▸ **Task statement**
Select all lines with the string "relaxed" in them, and copy those lines.

▸ **Input records**
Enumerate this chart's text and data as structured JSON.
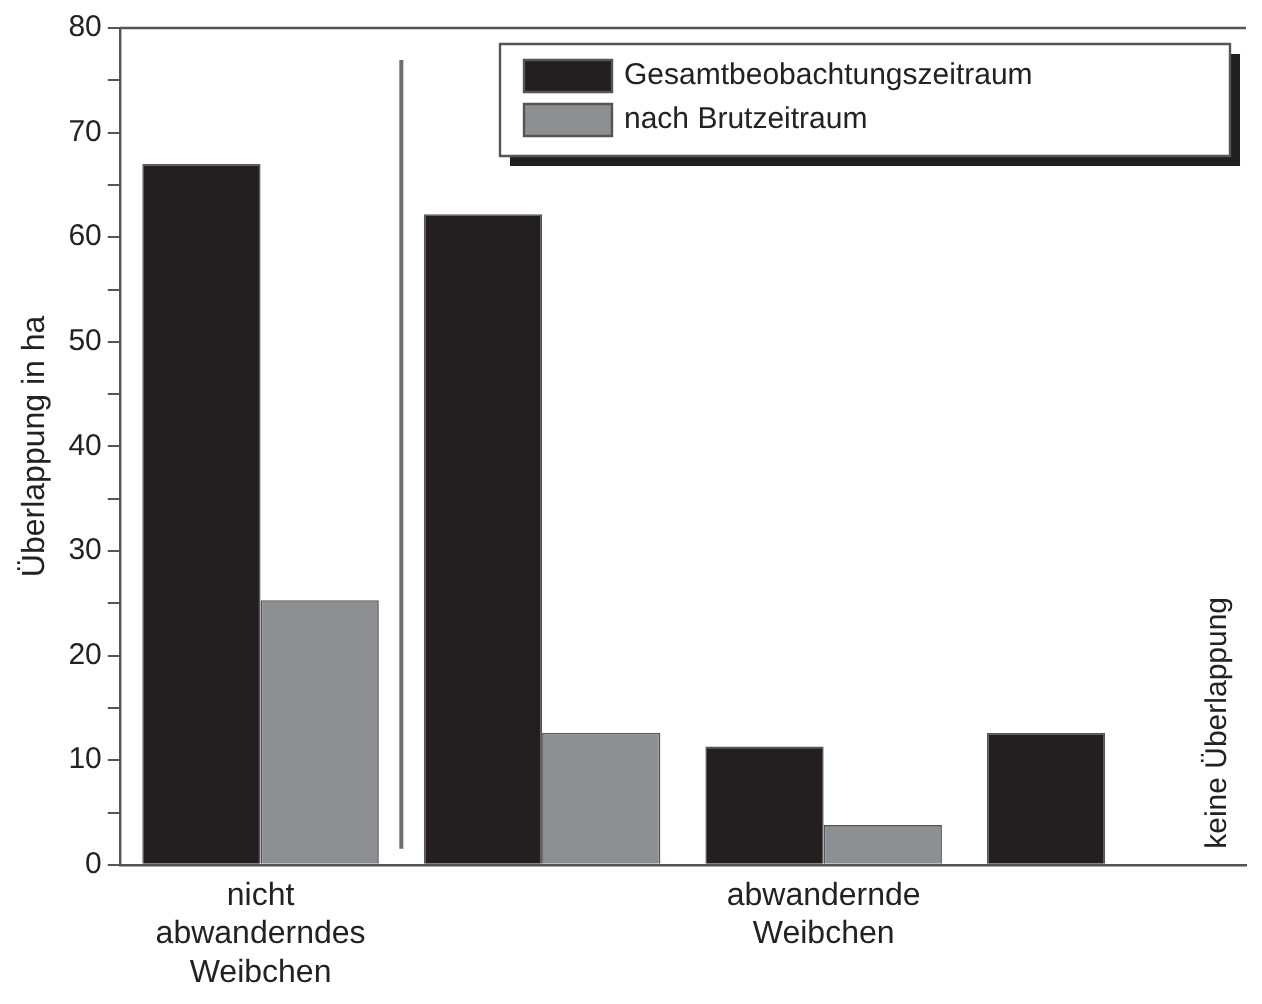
{
  "chart_data": {
    "type": "bar",
    "ylabel": "Überlappung in ha",
    "categories": [
      "nicht abwanderndes Weibchen",
      null,
      "abwandernde Weibchen",
      null
    ],
    "series": [
      {
        "name": "Gesamtbeobachtungszeitraum",
        "color": "#231f20",
        "values": [
          67,
          62.2,
          11.3,
          12.6
        ]
      },
      {
        "name": "nach Brutzeitraum",
        "color": "#8e8f92",
        "values": [
          25.3,
          12.6,
          3.8,
          null
        ]
      }
    ],
    "ylim": [
      0,
      80
    ],
    "yticks": [
      0,
      {
        "value": 5,
        "label": null
      },
      10,
      {
        "value": 15,
        "label": null
      },
      20,
      {
        "value": 25,
        "label": null
      },
      30,
      {
        "value": 35,
        "label": null
      },
      40,
      {
        "value": 45,
        "label": null
      },
      50,
      {
        "value": 55,
        "label": null
      },
      60,
      {
        "value": 65,
        "label": null
      },
      70,
      {
        "value": 75,
        "label": null
      },
      80
    ],
    "annotations": [
      "keine Überlappung"
    ],
    "legend": "top right",
    "grid": false
  }
}
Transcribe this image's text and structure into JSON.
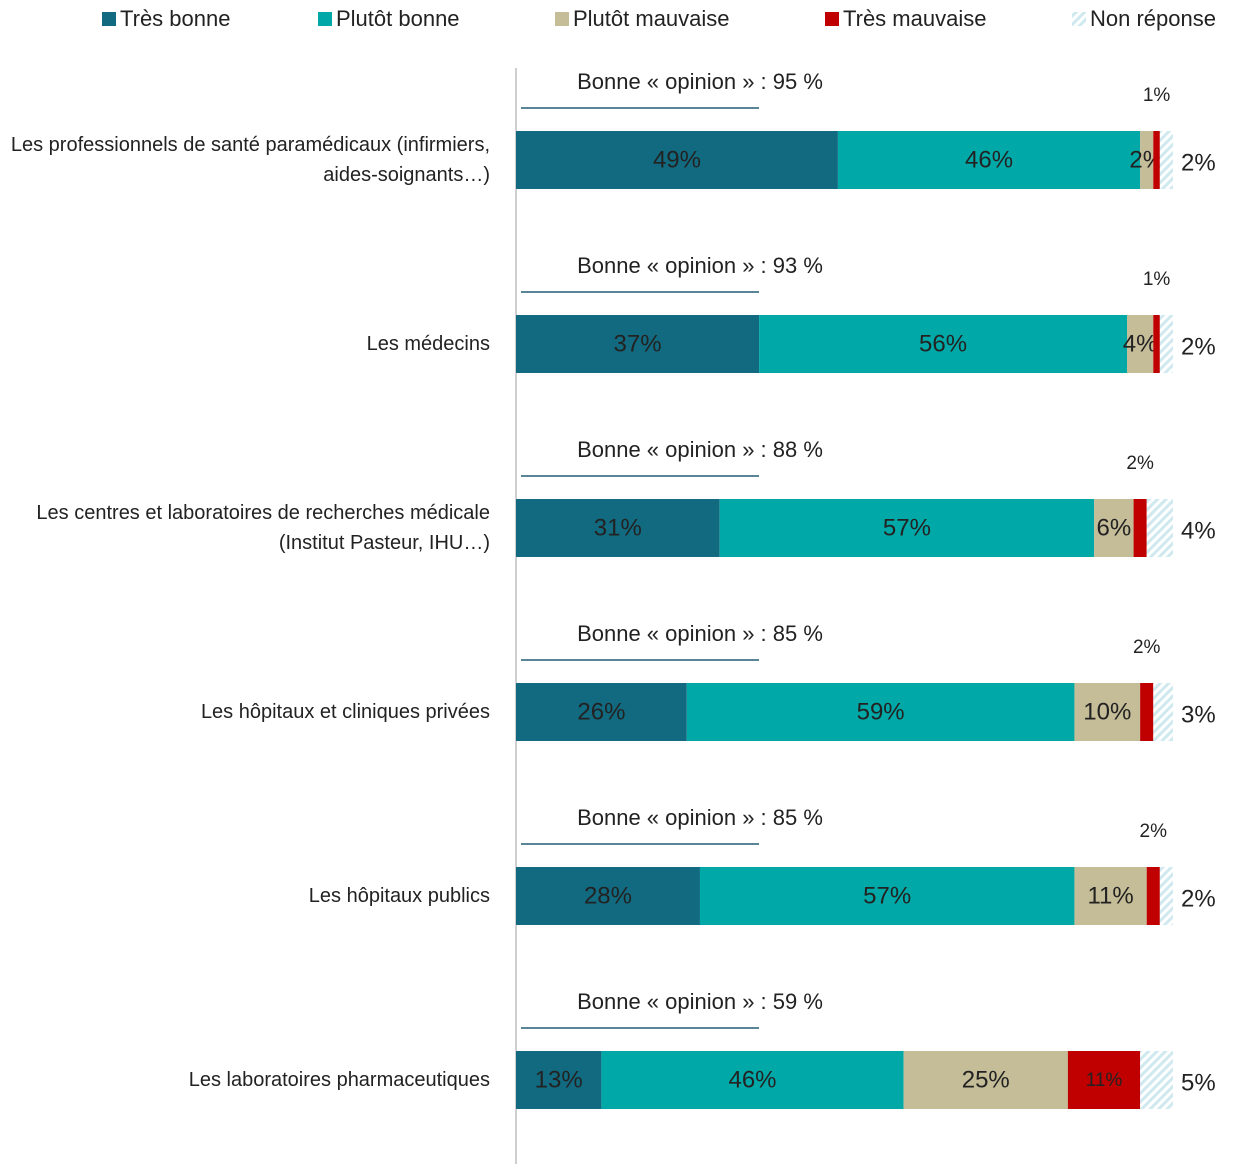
{
  "chart_data": {
    "type": "stacked-bar-horizontal",
    "categories": [
      "Les professionnels de santé paramédicaux (infirmiers, aides-soignants…)",
      "Les médecins",
      "Les centres et laboratoires de recherches médicale (Institut Pasteur, IHU…)",
      "Les hôpitaux et cliniques privées",
      "Les hôpitaux publics",
      "Les laboratoires pharmaceutiques"
    ],
    "series": [
      {
        "name": "Très bonne",
        "color": "#116a80",
        "values": [
          49,
          37,
          31,
          26,
          28,
          13
        ],
        "value_labels": [
          "49%",
          "37%",
          "31%",
          "26%",
          "28%",
          "13%"
        ]
      },
      {
        "name": "Plutôt bonne",
        "color": "#00a9a7",
        "values": [
          46,
          56,
          57,
          59,
          57,
          46
        ],
        "value_labels": [
          "46%",
          "56%",
          "57%",
          "59%",
          "57%",
          "46%"
        ]
      },
      {
        "name": "Plutôt mauvaise",
        "color": "#c5bc98",
        "values": [
          2,
          4,
          6,
          10,
          11,
          25
        ],
        "value_labels": [
          "2%",
          "4%",
          "6%",
          "10%",
          "11%",
          "25%"
        ]
      },
      {
        "name": "Très mauvaise",
        "color": "#c00000",
        "values": [
          1,
          1,
          2,
          2,
          2,
          11
        ],
        "value_labels": [
          "1%",
          "1%",
          "2%",
          "2%",
          "2%",
          "11%"
        ]
      },
      {
        "name": "Non réponse",
        "color": "#cfe9ef",
        "hatched": true,
        "values": [
          2,
          2,
          4,
          3,
          2,
          5
        ],
        "value_labels": [
          "2%",
          "2%",
          "4%",
          "3%",
          "2%",
          "5%"
        ]
      }
    ],
    "annotations": [
      "Bonne « opinion » : 95 %",
      "Bonne « opinion » : 93 %",
      "Bonne « opinion » : 88 %",
      "Bonne « opinion » : 85 %",
      "Bonne « opinion » : 85 %",
      "Bonne « opinion » : 59 %"
    ],
    "xlim": [
      0,
      100
    ],
    "legend": "top"
  }
}
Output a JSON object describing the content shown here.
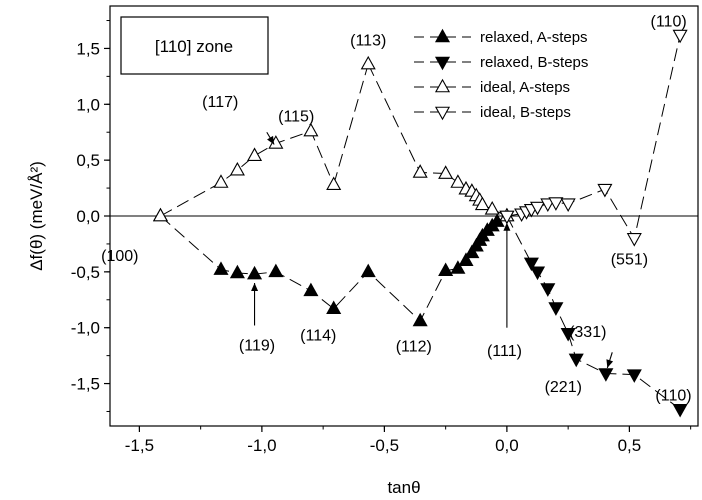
{
  "chart_data": {
    "type": "line",
    "title": "",
    "xlabel": "tanθ",
    "ylabel": "Δf(θ) (meV/Å²)",
    "xlim": [
      -1.62,
      0.78
    ],
    "ylim": [
      -1.88,
      1.88
    ],
    "xticks": [
      -1.5,
      -1.0,
      -0.5,
      0.0,
      0.5
    ],
    "xtick_labels": [
      "-1,5",
      "-1,0",
      "-0,5",
      "0,0",
      "0,5"
    ],
    "yticks": [
      -1.5,
      -1.0,
      -0.5,
      0.0,
      0.5,
      1.0,
      1.5
    ],
    "ytick_labels": [
      "-1,5",
      "-1,0",
      "-0,5",
      "0,0",
      "0,5",
      "1,0",
      "1,5"
    ],
    "zone_label": "[110] zone",
    "legend_position": "top-right",
    "series": [
      {
        "name": "relaxed, A-steps",
        "marker": "triangle-up-filled",
        "x": [
          -1.414,
          -1.167,
          -1.1,
          -1.03,
          -0.943,
          -0.8,
          -0.707,
          -0.566,
          -0.354,
          -0.25,
          -0.2,
          -0.167,
          -0.143,
          -0.125,
          -0.111,
          -0.1,
          -0.08,
          -0.06,
          -0.04,
          0.0
        ],
        "y": [
          0.0,
          -0.48,
          -0.51,
          -0.52,
          -0.5,
          -0.67,
          -0.83,
          -0.5,
          -0.94,
          -0.49,
          -0.47,
          -0.4,
          -0.33,
          -0.27,
          -0.22,
          -0.18,
          -0.13,
          -0.09,
          -0.05,
          0.0
        ]
      },
      {
        "name": "relaxed, B-steps",
        "marker": "triangle-down-filled",
        "x": [
          0.0,
          0.1,
          0.125,
          0.167,
          0.2,
          0.25,
          0.283,
          0.404,
          0.52,
          0.707
        ],
        "y": [
          0.0,
          -0.42,
          -0.5,
          -0.65,
          -0.82,
          -1.05,
          -1.28,
          -1.41,
          -1.42,
          -1.73
        ]
      },
      {
        "name": "ideal, A-steps",
        "marker": "triangle-up-open",
        "x": [
          -1.414,
          -1.167,
          -1.1,
          -1.03,
          -0.943,
          -0.8,
          -0.707,
          -0.566,
          -0.354,
          -0.25,
          -0.2,
          -0.167,
          -0.143,
          -0.125,
          -0.111,
          -0.1,
          -0.06,
          0.0
        ],
        "y": [
          0.0,
          0.3,
          0.41,
          0.54,
          0.65,
          0.76,
          0.28,
          1.36,
          0.39,
          0.38,
          0.3,
          0.24,
          0.22,
          0.18,
          0.14,
          0.1,
          0.06,
          0.0
        ],
        "connect": [
          [
            0,
            6
          ],
          [
            6,
            7
          ],
          [
            7,
            17
          ]
        ]
      },
      {
        "name": "ideal, B-steps",
        "marker": "triangle-down-open",
        "x": [
          0.0,
          0.06,
          0.08,
          0.1,
          0.125,
          0.167,
          0.2,
          0.25,
          0.4,
          0.52,
          0.707
        ],
        "y": [
          0.0,
          0.02,
          0.04,
          0.06,
          0.08,
          0.11,
          0.12,
          0.11,
          0.24,
          -0.2,
          1.62
        ]
      }
    ],
    "annotations": [
      {
        "text": "(110)",
        "x": 0.66,
        "y": 1.75
      },
      {
        "text": "(113)",
        "x": -0.566,
        "y": 1.58
      },
      {
        "text": "(117)",
        "x": -1.17,
        "y": 1.03
      },
      {
        "text": "(115)",
        "x": -0.86,
        "y": 0.9
      },
      {
        "text": "(100)",
        "x": -1.58,
        "y": -0.35
      },
      {
        "text": "(551)",
        "x": 0.5,
        "y": -0.38
      },
      {
        "text": "(119)",
        "x": -1.02,
        "y": -1.15
      },
      {
        "text": "(114)",
        "x": -0.77,
        "y": -1.06
      },
      {
        "text": "(112)",
        "x": -0.38,
        "y": -1.16
      },
      {
        "text": "(111)",
        "x": -0.01,
        "y": -1.2
      },
      {
        "text": "(331)",
        "x": 0.33,
        "y": -1.03
      },
      {
        "text": "(221)",
        "x": 0.23,
        "y": -1.52
      },
      {
        "text": "(110)",
        "x": 0.68,
        "y": -1.6
      }
    ],
    "arrows": [
      {
        "from": [
          -0.98,
          0.75
        ],
        "to": [
          -0.95,
          0.64
        ]
      },
      {
        "from": [
          -1.03,
          -0.98
        ],
        "to": [
          -1.03,
          -0.6
        ]
      },
      {
        "from": [
          0.0,
          -1.0
        ],
        "to": [
          0.0,
          -0.06
        ]
      },
      {
        "from": [
          0.43,
          -1.22
        ],
        "to": [
          0.41,
          -1.36
        ]
      }
    ]
  }
}
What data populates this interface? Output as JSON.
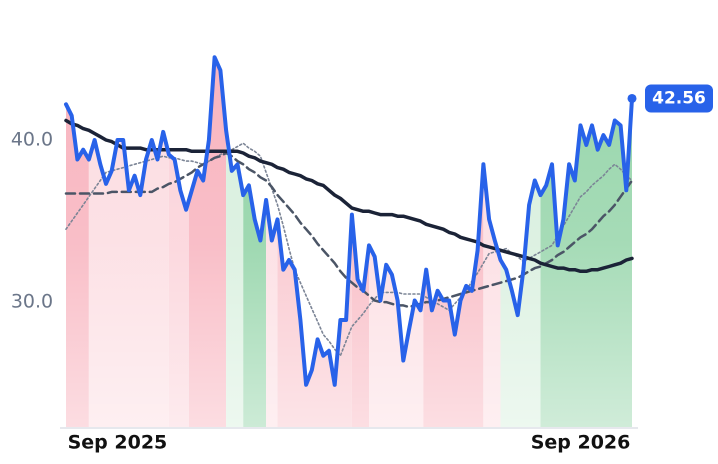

▸ **Task response**
        "name": "relaxed, A-steps",
        "name": "relaxed, B-steps",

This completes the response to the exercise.